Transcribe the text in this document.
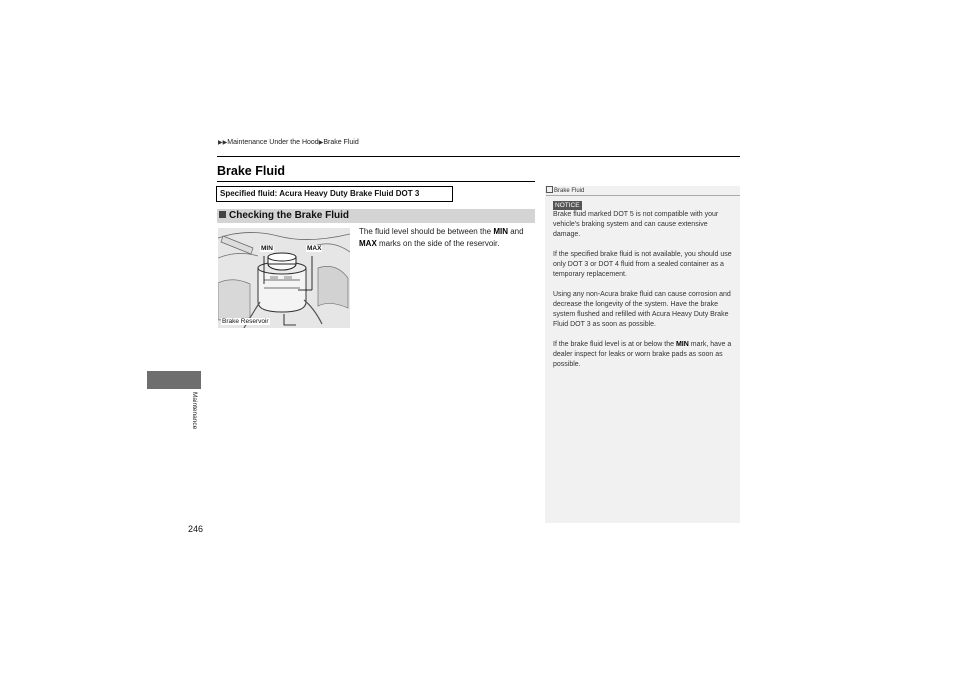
▶▶Maintenance Under the Hood▶Brake Fluid
Brake Fluid
Specified fluid: Acura Heavy Duty Brake Fluid DOT 3
Checking the Brake Fluid
MIN	MAX
Brake Reservoir
The fluid level should be between the MIN and MAX marks on the side of the reservoir.
Brake Fluid
NOTICE
Brake fluid marked DOT 5 is not compatible with your vehicle's braking system and can cause extensive damage.
If the specified brake fluid is not available, you should use only DOT 3 or DOT 4 fluid from a sealed container as a temporary replacement.
Using any non-Acura brake fluid can cause corrosion and decrease the longevity of the system. Have the brake system flushed and refilled with Acura Heavy Duty Brake Fluid DOT 3 as soon as possible.
If the brake fluid level is at or below the MIN mark, have a dealer inspect for leaks or worn brake pads as soon as possible.
Maintenance
246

**What needs to be done:** Pull out each line of the entries that contains "Maintenance".

**Result for this task:**
▶▶Maintenance Under the Hood▶Brake Fluid
Maintenance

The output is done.